#### RECORDS TO PROCESS
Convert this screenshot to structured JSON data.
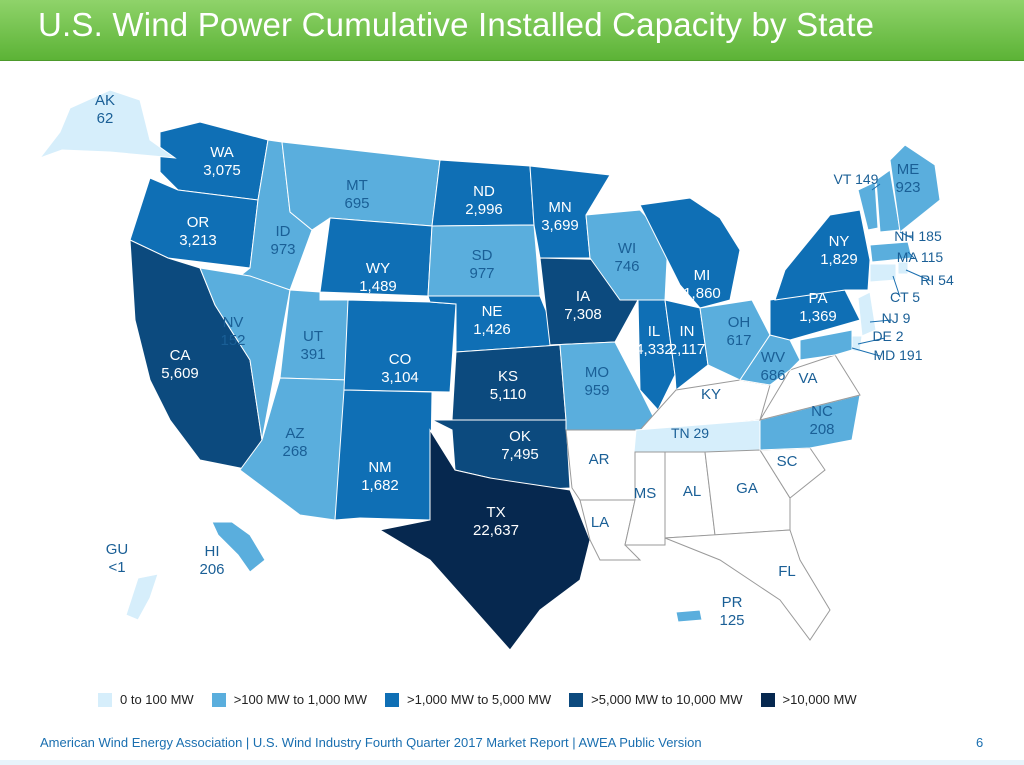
{
  "header": {
    "title": "U.S. Wind Power Cumulative Installed Capacity by State"
  },
  "colors": {
    "c1": "#d6eefb",
    "c2": "#5aaedd",
    "c3": "#0f6fb5",
    "c4": "#0c4a7e",
    "c5": "#06284f",
    "none": "#ffffff",
    "border": "#9fb8c9"
  },
  "legend": [
    {
      "label": "0 to 100 MW",
      "color": "#d6eefb"
    },
    {
      "label": ">100 MW to 1,000 MW",
      "color": "#5aaedd"
    },
    {
      "label": ">1,000 MW to 5,000 MW",
      "color": "#0f6fb5"
    },
    {
      "label": ">5,000 MW to 10,000 MW",
      "color": "#0c4a7e"
    },
    {
      "label": ">10,000 MW",
      "color": "#06284f"
    }
  ],
  "states": [
    {
      "abbr": "WA",
      "value": "3,075",
      "tier": "c3"
    },
    {
      "abbr": "OR",
      "value": "3,213",
      "tier": "c3"
    },
    {
      "abbr": "CA",
      "value": "5,609",
      "tier": "c4"
    },
    {
      "abbr": "ID",
      "value": "973",
      "tier": "c2"
    },
    {
      "abbr": "NV",
      "value": "152",
      "tier": "c2"
    },
    {
      "abbr": "MT",
      "value": "695",
      "tier": "c2"
    },
    {
      "abbr": "WY",
      "value": "1,489",
      "tier": "c3"
    },
    {
      "abbr": "UT",
      "value": "391",
      "tier": "c2"
    },
    {
      "abbr": "AZ",
      "value": "268",
      "tier": "c2"
    },
    {
      "abbr": "CO",
      "value": "3,104",
      "tier": "c3"
    },
    {
      "abbr": "NM",
      "value": "1,682",
      "tier": "c3"
    },
    {
      "abbr": "ND",
      "value": "2,996",
      "tier": "c3"
    },
    {
      "abbr": "SD",
      "value": "977",
      "tier": "c2"
    },
    {
      "abbr": "NE",
      "value": "1,426",
      "tier": "c3"
    },
    {
      "abbr": "KS",
      "value": "5,110",
      "tier": "c4"
    },
    {
      "abbr": "OK",
      "value": "7,495",
      "tier": "c4"
    },
    {
      "abbr": "TX",
      "value": "22,637",
      "tier": "c5"
    },
    {
      "abbr": "MN",
      "value": "3,699",
      "tier": "c3"
    },
    {
      "abbr": "IA",
      "value": "7,308",
      "tier": "c4"
    },
    {
      "abbr": "MO",
      "value": "959",
      "tier": "c2"
    },
    {
      "abbr": "AR",
      "value": "",
      "tier": "none"
    },
    {
      "abbr": "LA",
      "value": "",
      "tier": "none"
    },
    {
      "abbr": "WI",
      "value": "746",
      "tier": "c2"
    },
    {
      "abbr": "IL",
      "value": "4,332",
      "tier": "c3"
    },
    {
      "abbr": "MI",
      "value": "1,860",
      "tier": "c3"
    },
    {
      "abbr": "IN",
      "value": "2,117",
      "tier": "c3"
    },
    {
      "abbr": "OH",
      "value": "617",
      "tier": "c2"
    },
    {
      "abbr": "KY",
      "value": "",
      "tier": "none"
    },
    {
      "abbr": "TN",
      "value": "29",
      "tier": "c1"
    },
    {
      "abbr": "MS",
      "value": "",
      "tier": "none"
    },
    {
      "abbr": "AL",
      "value": "",
      "tier": "none"
    },
    {
      "abbr": "GA",
      "value": "",
      "tier": "none"
    },
    {
      "abbr": "FL",
      "value": "",
      "tier": "none"
    },
    {
      "abbr": "SC",
      "value": "",
      "tier": "none"
    },
    {
      "abbr": "NC",
      "value": "208",
      "tier": "c2"
    },
    {
      "abbr": "VA",
      "value": "",
      "tier": "none"
    },
    {
      "abbr": "WV",
      "value": "686",
      "tier": "c2"
    },
    {
      "abbr": "PA",
      "value": "1,369",
      "tier": "c3"
    },
    {
      "abbr": "NY",
      "value": "1,829",
      "tier": "c3"
    },
    {
      "abbr": "VT",
      "value": "149",
      "tier": "c2"
    },
    {
      "abbr": "NH",
      "value": "185",
      "tier": "c2"
    },
    {
      "abbr": "ME",
      "value": "923",
      "tier": "c2"
    },
    {
      "abbr": "MA",
      "value": "115",
      "tier": "c2"
    },
    {
      "abbr": "RI",
      "value": "54",
      "tier": "c1"
    },
    {
      "abbr": "CT",
      "value": "5",
      "tier": "c1"
    },
    {
      "abbr": "NJ",
      "value": "9",
      "tier": "c1"
    },
    {
      "abbr": "DE",
      "value": "2",
      "tier": "c1"
    },
    {
      "abbr": "MD",
      "value": "191",
      "tier": "c2"
    },
    {
      "abbr": "AK",
      "value": "62",
      "tier": "c1"
    },
    {
      "abbr": "HI",
      "value": "206",
      "tier": "c2"
    },
    {
      "abbr": "GU",
      "value": "<1",
      "tier": "c1"
    },
    {
      "abbr": "PR",
      "value": "125",
      "tier": "c2"
    }
  ],
  "footer": {
    "text": "American Wind Energy Association  |  U.S. Wind Industry Fourth Quarter 2017 Market Report  |  AWEA Public Version",
    "page": "6"
  }
}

#### WHAT YOU HAVE TO DO
The records above must be echoed exactly, minus their pictures.

#### SOLVED EXERCISE
Convert this screenshot to structured JSON data.
{
  "header": {
    "title": "U.S. Wind Power Cumulative Installed Capacity by State"
  },
  "colors": {
    "c1": "#d6eefb",
    "c2": "#5aaedd",
    "c3": "#0f6fb5",
    "c4": "#0c4a7e",
    "c5": "#06284f",
    "none": "#ffffff",
    "border": "#9fb8c9"
  },
  "legend": [
    {
      "label": "0 to 100 MW",
      "color": "#d6eefb"
    },
    {
      "label": ">100 MW to 1,000 MW",
      "color": "#5aaedd"
    },
    {
      "label": ">1,000 MW to 5,000 MW",
      "color": "#0f6fb5"
    },
    {
      "label": ">5,000 MW to 10,000 MW",
      "color": "#0c4a7e"
    },
    {
      "label": ">10,000 MW",
      "color": "#06284f"
    }
  ],
  "states": [
    {
      "abbr": "WA",
      "value": "3,075",
      "tier": "c3"
    },
    {
      "abbr": "OR",
      "value": "3,213",
      "tier": "c3"
    },
    {
      "abbr": "CA",
      "value": "5,609",
      "tier": "c4"
    },
    {
      "abbr": "ID",
      "value": "973",
      "tier": "c2"
    },
    {
      "abbr": "NV",
      "value": "152",
      "tier": "c2"
    },
    {
      "abbr": "MT",
      "value": "695",
      "tier": "c2"
    },
    {
      "abbr": "WY",
      "value": "1,489",
      "tier": "c3"
    },
    {
      "abbr": "UT",
      "value": "391",
      "tier": "c2"
    },
    {
      "abbr": "AZ",
      "value": "268",
      "tier": "c2"
    },
    {
      "abbr": "CO",
      "value": "3,104",
      "tier": "c3"
    },
    {
      "abbr": "NM",
      "value": "1,682",
      "tier": "c3"
    },
    {
      "abbr": "ND",
      "value": "2,996",
      "tier": "c3"
    },
    {
      "abbr": "SD",
      "value": "977",
      "tier": "c2"
    },
    {
      "abbr": "NE",
      "value": "1,426",
      "tier": "c3"
    },
    {
      "abbr": "KS",
      "value": "5,110",
      "tier": "c4"
    },
    {
      "abbr": "OK",
      "value": "7,495",
      "tier": "c4"
    },
    {
      "abbr": "TX",
      "value": "22,637",
      "tier": "c5"
    },
    {
      "abbr": "MN",
      "value": "3,699",
      "tier": "c3"
    },
    {
      "abbr": "IA",
      "value": "7,308",
      "tier": "c4"
    },
    {
      "abbr": "MO",
      "value": "959",
      "tier": "c2"
    },
    {
      "abbr": "AR",
      "value": "",
      "tier": "none"
    },
    {
      "abbr": "LA",
      "value": "",
      "tier": "none"
    },
    {
      "abbr": "WI",
      "value": "746",
      "tier": "c2"
    },
    {
      "abbr": "IL",
      "value": "4,332",
      "tier": "c3"
    },
    {
      "abbr": "MI",
      "value": "1,860",
      "tier": "c3"
    },
    {
      "abbr": "IN",
      "value": "2,117",
      "tier": "c3"
    },
    {
      "abbr": "OH",
      "value": "617",
      "tier": "c2"
    },
    {
      "abbr": "KY",
      "value": "",
      "tier": "none"
    },
    {
      "abbr": "TN",
      "value": "29",
      "tier": "c1"
    },
    {
      "abbr": "MS",
      "value": "",
      "tier": "none"
    },
    {
      "abbr": "AL",
      "value": "",
      "tier": "none"
    },
    {
      "abbr": "GA",
      "value": "",
      "tier": "none"
    },
    {
      "abbr": "FL",
      "value": "",
      "tier": "none"
    },
    {
      "abbr": "SC",
      "value": "",
      "tier": "none"
    },
    {
      "abbr": "NC",
      "value": "208",
      "tier": "c2"
    },
    {
      "abbr": "VA",
      "value": "",
      "tier": "none"
    },
    {
      "abbr": "WV",
      "value": "686",
      "tier": "c2"
    },
    {
      "abbr": "PA",
      "value": "1,369",
      "tier": "c3"
    },
    {
      "abbr": "NY",
      "value": "1,829",
      "tier": "c3"
    },
    {
      "abbr": "VT",
      "value": "149",
      "tier": "c2"
    },
    {
      "abbr": "NH",
      "value": "185",
      "tier": "c2"
    },
    {
      "abbr": "ME",
      "value": "923",
      "tier": "c2"
    },
    {
      "abbr": "MA",
      "value": "115",
      "tier": "c2"
    },
    {
      "abbr": "RI",
      "value": "54",
      "tier": "c1"
    },
    {
      "abbr": "CT",
      "value": "5",
      "tier": "c1"
    },
    {
      "abbr": "NJ",
      "value": "9",
      "tier": "c1"
    },
    {
      "abbr": "DE",
      "value": "2",
      "tier": "c1"
    },
    {
      "abbr": "MD",
      "value": "191",
      "tier": "c2"
    },
    {
      "abbr": "AK",
      "value": "62",
      "tier": "c1"
    },
    {
      "abbr": "HI",
      "value": "206",
      "tier": "c2"
    },
    {
      "abbr": "GU",
      "value": "<1",
      "tier": "c1"
    },
    {
      "abbr": "PR",
      "value": "125",
      "tier": "c2"
    }
  ],
  "footer": {
    "text": "American Wind Energy Association  |  U.S. Wind Industry Fourth Quarter 2017 Market Report  |  AWEA Public Version",
    "page": "6"
  }
}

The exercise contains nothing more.